Leave out the pictures, and reproduce exactly the lines from the line containing "Output a JSON" through the final line of the entries.

== Task inputs

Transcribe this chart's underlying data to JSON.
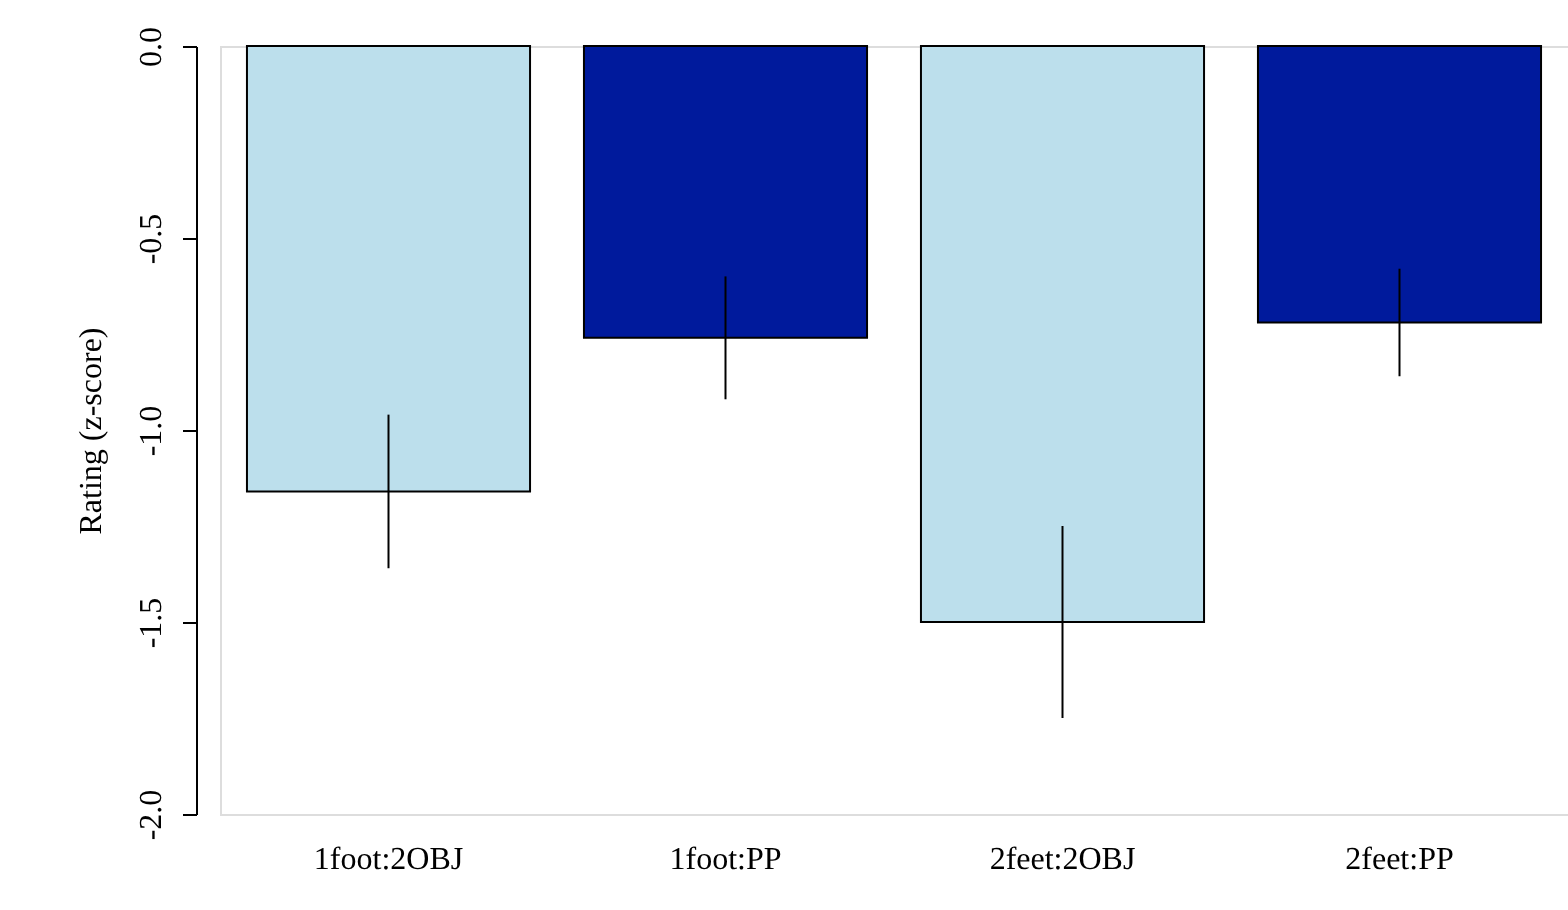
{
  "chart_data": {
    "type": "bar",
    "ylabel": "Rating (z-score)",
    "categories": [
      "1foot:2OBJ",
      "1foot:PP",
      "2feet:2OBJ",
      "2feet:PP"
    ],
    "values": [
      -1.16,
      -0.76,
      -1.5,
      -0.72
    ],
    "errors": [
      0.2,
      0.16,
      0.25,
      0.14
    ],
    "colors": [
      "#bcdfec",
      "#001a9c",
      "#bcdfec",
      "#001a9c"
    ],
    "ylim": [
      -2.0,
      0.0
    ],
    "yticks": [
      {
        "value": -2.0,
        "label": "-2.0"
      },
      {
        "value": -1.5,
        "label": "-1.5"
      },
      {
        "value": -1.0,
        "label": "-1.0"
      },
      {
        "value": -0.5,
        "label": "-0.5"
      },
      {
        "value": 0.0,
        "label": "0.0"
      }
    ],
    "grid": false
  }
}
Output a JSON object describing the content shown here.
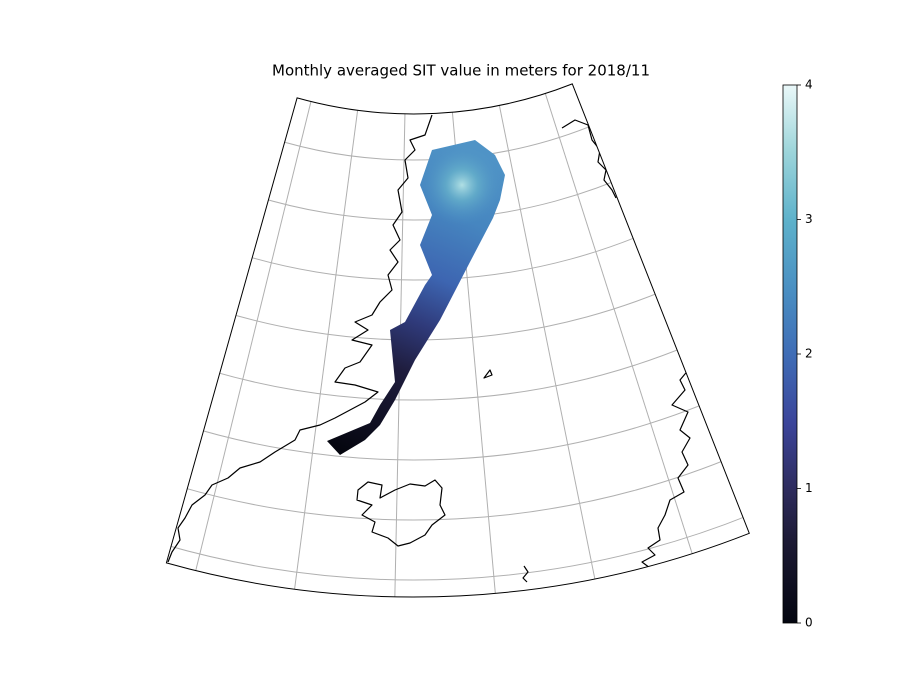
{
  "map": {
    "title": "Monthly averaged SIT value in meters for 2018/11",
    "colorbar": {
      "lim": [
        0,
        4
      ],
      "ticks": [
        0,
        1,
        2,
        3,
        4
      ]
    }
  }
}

====

▶ Solved problem
Output a JSON object describing the content shown here.
{
  "map": {
    "title": "Monthly averaged SIT value in meters for 2018/11",
    "colorbar": {
      "lim": [
        0,
        4
      ],
      "ticks": [
        0,
        1,
        2,
        3,
        4
      ]
    }
  }
}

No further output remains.